Work to complete » Search the material below for the string "title" and extract each line that has it.
◇ ◇ ◇
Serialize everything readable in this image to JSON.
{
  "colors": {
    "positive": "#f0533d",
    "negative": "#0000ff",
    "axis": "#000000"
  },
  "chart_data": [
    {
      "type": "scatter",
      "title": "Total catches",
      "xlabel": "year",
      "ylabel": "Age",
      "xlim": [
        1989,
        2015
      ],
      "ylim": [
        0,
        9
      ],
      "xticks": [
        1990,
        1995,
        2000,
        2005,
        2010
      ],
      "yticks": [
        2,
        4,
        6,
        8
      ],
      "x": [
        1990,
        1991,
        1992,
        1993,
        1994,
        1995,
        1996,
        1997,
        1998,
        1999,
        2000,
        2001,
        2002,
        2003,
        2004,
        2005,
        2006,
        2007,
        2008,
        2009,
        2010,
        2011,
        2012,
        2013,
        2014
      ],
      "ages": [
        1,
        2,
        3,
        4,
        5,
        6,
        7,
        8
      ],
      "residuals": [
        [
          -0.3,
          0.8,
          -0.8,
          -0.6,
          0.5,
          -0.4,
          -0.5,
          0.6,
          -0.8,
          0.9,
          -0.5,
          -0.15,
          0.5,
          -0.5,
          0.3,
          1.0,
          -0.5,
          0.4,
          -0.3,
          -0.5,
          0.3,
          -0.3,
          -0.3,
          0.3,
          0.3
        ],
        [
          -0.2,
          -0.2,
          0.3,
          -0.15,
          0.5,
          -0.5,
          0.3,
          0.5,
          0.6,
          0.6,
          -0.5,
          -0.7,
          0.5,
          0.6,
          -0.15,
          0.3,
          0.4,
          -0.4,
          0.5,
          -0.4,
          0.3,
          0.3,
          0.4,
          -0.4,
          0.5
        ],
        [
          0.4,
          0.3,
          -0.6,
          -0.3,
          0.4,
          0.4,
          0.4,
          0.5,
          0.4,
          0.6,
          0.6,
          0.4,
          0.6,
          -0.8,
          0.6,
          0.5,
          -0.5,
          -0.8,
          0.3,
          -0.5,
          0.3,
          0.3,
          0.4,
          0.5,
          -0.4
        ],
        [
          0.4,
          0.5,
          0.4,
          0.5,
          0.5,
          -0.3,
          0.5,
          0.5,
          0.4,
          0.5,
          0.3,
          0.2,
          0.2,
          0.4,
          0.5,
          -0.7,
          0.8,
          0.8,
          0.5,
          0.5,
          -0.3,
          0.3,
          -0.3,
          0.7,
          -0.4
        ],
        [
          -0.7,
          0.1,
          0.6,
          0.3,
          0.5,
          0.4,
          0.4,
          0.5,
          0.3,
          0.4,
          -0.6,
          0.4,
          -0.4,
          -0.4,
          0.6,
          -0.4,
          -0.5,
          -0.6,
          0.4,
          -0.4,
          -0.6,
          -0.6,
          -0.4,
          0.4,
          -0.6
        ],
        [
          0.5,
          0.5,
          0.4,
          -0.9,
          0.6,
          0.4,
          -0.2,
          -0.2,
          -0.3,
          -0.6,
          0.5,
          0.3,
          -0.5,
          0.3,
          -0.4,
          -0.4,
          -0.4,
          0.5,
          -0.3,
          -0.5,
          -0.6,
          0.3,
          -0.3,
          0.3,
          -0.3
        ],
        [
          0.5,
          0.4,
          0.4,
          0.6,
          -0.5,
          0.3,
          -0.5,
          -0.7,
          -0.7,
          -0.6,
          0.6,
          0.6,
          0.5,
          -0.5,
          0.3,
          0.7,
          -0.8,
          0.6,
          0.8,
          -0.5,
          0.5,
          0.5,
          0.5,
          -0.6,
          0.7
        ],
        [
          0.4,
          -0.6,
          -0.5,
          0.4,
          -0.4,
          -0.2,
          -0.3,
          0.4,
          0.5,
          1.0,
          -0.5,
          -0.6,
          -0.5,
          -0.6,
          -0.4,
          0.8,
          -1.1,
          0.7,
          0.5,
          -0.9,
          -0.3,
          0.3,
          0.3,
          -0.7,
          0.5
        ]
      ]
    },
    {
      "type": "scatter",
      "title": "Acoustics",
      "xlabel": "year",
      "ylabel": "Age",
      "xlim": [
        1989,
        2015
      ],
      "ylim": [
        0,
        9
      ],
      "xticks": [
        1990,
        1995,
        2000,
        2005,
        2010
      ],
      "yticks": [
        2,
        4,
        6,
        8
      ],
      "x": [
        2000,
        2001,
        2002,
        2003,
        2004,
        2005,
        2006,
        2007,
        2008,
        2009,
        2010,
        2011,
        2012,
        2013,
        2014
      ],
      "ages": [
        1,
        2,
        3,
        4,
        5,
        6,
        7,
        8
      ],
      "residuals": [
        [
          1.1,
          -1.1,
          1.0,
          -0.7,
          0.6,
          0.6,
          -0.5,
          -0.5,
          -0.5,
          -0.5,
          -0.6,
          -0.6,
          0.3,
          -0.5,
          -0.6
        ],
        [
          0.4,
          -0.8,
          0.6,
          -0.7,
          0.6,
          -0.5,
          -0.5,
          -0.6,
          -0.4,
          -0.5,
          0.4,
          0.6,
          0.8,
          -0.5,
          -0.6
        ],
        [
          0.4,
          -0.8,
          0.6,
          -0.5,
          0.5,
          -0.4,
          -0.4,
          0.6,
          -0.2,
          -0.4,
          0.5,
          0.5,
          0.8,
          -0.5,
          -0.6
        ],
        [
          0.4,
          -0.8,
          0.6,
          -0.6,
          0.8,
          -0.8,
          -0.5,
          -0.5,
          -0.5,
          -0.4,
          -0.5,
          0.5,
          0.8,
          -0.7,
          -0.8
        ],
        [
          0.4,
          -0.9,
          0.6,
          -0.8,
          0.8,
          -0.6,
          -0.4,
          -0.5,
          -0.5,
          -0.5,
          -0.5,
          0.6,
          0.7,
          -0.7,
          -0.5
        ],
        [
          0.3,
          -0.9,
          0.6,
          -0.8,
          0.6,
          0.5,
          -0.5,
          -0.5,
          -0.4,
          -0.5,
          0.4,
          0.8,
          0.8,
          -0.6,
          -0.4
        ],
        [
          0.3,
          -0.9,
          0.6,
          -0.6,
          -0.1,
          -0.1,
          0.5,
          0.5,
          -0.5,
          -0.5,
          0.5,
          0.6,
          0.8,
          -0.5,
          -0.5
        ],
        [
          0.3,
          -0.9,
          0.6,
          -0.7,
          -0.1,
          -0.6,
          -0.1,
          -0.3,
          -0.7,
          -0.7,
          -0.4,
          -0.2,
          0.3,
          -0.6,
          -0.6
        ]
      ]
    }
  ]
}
◇ ◇ ◇
Answer below »
      "title": "Total catches",
      "title": "Acoustics",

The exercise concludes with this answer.